Vertical scaling in the cloud

  • Author: Andrea Rákosfalvy

  • Date published: 7/8/2021

  • Time to read: 12 minutes

If you read our previous article on scaling modern web applications, you already know what vertical scaling is, but let’s do a quick recap in case you missed it: 


Vertical scaling is changing the amount of resources on the same server, as opposed to horizontal scaling when you add or remove same-purpose servers in your stack. Using the transportation analogy, vertical scaling is deciding whether to go by car, minibus or double-decker to your favourite team’s away-game.


The biggest advantage of vertical scaling vs horizontal scaling is that there’s nothing special needed in your code to accommodate it. Whilst with horizontally scaled apps you need to think about things such as load balancing, database replication etc., with vertical scaling there are no hoops to jump through. 


Various types of hosting solutions have emerged to meet the scalability needs of modern web apps, many present scaling as this *magical* thing that just happens. We believe in transparency and the scope of this article is to present the options and technologies behind vertical scaling as well as demystify the vertical scaling model offered by Enscale.

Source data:
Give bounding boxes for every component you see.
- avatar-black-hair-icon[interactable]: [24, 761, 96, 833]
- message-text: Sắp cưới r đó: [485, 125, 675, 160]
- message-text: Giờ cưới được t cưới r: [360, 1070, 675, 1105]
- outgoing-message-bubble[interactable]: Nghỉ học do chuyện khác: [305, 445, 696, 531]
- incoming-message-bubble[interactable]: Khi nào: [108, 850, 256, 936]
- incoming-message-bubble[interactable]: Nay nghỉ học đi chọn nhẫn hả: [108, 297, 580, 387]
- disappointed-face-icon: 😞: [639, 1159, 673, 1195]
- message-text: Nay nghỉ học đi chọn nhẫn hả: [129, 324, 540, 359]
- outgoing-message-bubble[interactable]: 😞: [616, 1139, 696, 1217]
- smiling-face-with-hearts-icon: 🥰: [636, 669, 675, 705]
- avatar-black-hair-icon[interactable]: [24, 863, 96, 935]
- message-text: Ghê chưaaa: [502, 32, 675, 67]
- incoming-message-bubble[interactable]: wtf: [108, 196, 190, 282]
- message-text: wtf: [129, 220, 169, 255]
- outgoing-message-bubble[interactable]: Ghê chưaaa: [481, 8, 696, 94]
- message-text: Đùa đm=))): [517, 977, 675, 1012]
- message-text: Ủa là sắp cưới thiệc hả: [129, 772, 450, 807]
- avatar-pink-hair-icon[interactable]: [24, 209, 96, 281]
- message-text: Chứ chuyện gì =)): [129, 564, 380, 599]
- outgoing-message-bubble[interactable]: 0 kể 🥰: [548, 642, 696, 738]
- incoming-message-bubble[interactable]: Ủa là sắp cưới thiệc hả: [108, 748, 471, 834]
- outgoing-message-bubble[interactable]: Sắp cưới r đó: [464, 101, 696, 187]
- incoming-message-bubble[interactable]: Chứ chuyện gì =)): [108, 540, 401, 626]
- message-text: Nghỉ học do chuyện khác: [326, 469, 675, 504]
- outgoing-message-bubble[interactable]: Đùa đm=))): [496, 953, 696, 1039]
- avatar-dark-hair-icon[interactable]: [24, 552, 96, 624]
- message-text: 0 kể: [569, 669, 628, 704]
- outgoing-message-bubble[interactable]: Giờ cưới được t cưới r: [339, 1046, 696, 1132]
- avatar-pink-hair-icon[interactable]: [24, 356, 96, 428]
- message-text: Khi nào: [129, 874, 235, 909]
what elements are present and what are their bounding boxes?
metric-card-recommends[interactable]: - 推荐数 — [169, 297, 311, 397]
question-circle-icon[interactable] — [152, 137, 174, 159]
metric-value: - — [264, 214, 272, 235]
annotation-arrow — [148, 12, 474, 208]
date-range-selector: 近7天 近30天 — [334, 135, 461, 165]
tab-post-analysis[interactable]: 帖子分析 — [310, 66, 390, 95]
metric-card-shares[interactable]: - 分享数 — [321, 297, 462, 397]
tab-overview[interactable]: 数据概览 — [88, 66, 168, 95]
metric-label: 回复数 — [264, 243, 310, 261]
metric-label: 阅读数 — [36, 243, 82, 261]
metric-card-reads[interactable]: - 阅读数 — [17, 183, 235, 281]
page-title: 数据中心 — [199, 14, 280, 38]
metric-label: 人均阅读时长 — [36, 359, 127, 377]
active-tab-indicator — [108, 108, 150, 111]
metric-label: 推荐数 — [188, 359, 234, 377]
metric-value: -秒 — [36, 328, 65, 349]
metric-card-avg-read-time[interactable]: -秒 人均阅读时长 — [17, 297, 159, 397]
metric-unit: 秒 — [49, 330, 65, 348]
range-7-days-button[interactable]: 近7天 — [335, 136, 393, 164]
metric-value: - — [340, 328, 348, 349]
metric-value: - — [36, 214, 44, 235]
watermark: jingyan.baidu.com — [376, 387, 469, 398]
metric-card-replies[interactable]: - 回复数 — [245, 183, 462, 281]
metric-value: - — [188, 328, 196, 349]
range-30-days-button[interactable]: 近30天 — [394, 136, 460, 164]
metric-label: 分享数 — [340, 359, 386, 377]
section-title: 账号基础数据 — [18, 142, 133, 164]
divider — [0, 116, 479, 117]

▶ Requirement 1
Reproduce the rows word for word, starting with the very first row and stopping after the line that contains "- message-text: Nay".
▶ Requirement 2
Take the article on vertical scaling in the cloud further, writing on from its last sentence.

▶ Expected output 1
Give bounding boxes for every component you see.
- avatar-black-hair-icon[interactable]: [24, 761, 96, 833]
- message-text: Sắp cưới r đó: [485, 125, 675, 160]
- message-text: Giờ cưới được t cưới r: [360, 1070, 675, 1105]
- outgoing-message-bubble[interactable]: Nghỉ học do chuyện khác: [305, 445, 696, 531]
- incoming-message-bubble[interactable]: Khi nào: [108, 850, 256, 936]
- incoming-message-bubble[interactable]: Nay nghỉ học đi chọn nhẫn hả: [108, 297, 580, 387]
- disappointed-face-icon: 😞: [639, 1159, 673, 1195]
- message-text: Nay nghỉ học đi chọn nhẫn hả: [129, 324, 540, 359]

▶ Expected output 2
We hope that with this knowledge you will be able to better evaluate the available solutions, the benefits and drawbacks of each as applied to your application and make a more informed decision about a hosting solution that helps support your growth at a pace that is right for you.


Why is scalability important?

It’s probably obvious that as the number of your users increases, your application will require more resources to handle the concurrent requests, or that as your database grows you will need more disk space, but also more RAM to be able to handle database queries. 


Smaller servers are naturally cheaper and often the budget dictates the server size - we understand. However, there are times when skimping on the server can cost you dearly. 


When your server runs out of RAM to service the memory allocations it's granted to running processes (aka it’s out-of-memory) it starts what is called an OOM-killer - a last resort alternative to an OS crash.  The OOM-killer selects and kills running processes to release enough memory to stabilise the system. The process(es) killed may be something relatively small and unimportant to your application - in which case neither you nor your users will notice. Or it can be quite obvious: when your database gets corrupted due to multiple OOM kills and won’t start up again. In other cases, the OOM may still affect a vital part of your application, but you wouldn’t realise until a user complains.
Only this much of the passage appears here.